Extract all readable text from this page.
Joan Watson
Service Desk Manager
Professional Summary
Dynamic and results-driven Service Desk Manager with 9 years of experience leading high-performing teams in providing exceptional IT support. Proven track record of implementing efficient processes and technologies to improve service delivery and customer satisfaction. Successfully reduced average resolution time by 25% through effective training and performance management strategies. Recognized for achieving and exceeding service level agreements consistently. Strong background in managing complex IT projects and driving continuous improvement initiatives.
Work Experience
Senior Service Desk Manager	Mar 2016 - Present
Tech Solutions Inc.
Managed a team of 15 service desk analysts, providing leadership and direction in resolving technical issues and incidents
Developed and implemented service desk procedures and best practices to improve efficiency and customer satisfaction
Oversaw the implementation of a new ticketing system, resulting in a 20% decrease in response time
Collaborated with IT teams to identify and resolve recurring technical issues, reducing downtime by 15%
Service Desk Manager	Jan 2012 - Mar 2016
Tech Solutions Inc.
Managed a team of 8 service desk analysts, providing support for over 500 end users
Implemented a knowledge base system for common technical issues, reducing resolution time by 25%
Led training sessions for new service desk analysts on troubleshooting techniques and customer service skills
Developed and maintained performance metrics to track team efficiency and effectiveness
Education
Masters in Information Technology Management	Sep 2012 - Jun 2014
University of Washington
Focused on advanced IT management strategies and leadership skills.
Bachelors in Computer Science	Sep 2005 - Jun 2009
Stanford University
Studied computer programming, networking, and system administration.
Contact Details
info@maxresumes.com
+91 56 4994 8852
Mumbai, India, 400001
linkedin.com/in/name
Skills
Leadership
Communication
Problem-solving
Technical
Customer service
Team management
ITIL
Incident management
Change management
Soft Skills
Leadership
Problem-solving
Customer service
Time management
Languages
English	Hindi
...
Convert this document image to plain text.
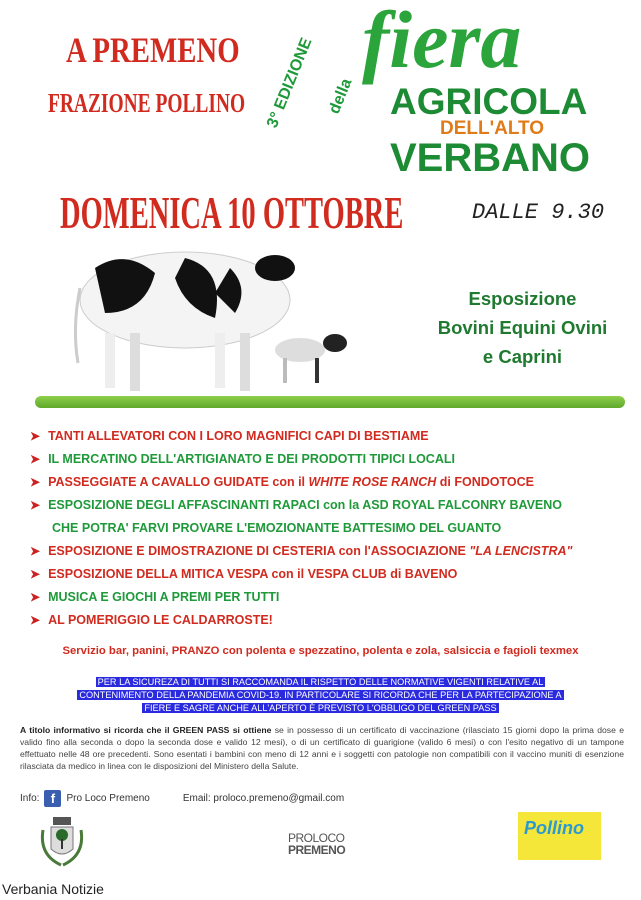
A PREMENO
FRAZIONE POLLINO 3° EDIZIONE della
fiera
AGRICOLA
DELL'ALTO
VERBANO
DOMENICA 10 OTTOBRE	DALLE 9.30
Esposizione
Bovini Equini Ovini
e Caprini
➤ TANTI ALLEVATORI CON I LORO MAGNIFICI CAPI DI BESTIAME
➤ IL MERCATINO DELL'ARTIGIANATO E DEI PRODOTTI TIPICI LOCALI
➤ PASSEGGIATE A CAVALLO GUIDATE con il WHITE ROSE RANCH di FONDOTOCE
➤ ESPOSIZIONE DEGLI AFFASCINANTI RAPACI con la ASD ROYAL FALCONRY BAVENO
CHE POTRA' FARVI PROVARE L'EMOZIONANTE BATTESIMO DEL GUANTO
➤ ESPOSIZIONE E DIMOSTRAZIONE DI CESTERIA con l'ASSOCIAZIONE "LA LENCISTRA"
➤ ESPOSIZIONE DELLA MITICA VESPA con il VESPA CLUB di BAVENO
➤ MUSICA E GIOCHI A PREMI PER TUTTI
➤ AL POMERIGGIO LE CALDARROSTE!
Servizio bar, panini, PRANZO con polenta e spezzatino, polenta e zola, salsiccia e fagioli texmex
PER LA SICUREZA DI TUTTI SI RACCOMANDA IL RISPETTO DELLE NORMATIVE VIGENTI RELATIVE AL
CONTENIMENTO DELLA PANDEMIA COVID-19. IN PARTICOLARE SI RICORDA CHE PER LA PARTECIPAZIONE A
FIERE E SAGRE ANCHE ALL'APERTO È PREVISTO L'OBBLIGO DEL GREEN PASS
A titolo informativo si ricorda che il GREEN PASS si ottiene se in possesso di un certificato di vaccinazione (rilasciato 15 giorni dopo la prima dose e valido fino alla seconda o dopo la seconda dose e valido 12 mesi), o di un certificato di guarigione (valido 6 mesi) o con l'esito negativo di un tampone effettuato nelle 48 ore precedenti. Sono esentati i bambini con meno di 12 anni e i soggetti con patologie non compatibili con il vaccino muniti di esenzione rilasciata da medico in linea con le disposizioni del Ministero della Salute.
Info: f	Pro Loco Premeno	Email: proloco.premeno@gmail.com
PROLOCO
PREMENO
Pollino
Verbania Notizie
* * *
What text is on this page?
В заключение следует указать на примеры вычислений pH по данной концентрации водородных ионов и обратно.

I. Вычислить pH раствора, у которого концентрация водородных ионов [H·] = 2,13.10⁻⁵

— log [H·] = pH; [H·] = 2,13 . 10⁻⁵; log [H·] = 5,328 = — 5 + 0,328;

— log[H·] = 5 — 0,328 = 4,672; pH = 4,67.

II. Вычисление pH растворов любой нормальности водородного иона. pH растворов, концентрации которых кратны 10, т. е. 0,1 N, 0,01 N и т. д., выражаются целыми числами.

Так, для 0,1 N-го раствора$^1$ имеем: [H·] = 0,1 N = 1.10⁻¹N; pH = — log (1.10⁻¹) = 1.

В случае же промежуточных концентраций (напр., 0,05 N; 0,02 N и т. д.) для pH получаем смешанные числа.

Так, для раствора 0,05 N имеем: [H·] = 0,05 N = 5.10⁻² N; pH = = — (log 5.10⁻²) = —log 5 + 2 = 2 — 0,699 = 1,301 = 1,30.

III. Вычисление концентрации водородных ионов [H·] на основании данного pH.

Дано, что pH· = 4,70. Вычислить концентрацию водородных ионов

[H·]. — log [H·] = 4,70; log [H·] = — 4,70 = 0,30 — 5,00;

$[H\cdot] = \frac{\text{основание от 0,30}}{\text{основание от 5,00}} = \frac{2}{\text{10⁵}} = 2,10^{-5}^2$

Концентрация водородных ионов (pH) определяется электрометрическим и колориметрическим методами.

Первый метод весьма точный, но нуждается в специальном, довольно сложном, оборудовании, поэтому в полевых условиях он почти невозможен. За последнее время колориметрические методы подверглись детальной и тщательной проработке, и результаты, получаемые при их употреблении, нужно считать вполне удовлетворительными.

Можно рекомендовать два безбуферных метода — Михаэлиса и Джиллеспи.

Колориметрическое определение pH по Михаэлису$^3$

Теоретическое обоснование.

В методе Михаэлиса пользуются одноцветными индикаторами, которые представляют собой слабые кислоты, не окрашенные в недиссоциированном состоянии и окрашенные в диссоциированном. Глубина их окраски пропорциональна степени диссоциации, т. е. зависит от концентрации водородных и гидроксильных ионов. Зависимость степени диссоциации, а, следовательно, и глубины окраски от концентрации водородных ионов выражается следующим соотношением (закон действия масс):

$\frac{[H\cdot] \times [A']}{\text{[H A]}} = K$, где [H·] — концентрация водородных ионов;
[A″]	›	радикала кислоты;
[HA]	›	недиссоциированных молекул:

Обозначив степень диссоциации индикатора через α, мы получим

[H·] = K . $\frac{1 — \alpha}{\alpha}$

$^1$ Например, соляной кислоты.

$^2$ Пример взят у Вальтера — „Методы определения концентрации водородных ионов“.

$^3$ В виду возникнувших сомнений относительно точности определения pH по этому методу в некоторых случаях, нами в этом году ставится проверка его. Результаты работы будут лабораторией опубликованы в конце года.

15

Instruction: Find the word "BAVENO" in the entries, and copy every line it shows up in.

Complete response:
➤ ESPOSIZIONE DEGLI AFFASCINANTI RAPACI con la ASD ROYAL FALCONRY BAVENO
➤ ESPOSIZIONE DELLA MITICA VESPA con il VESPA CLUB di BAVENO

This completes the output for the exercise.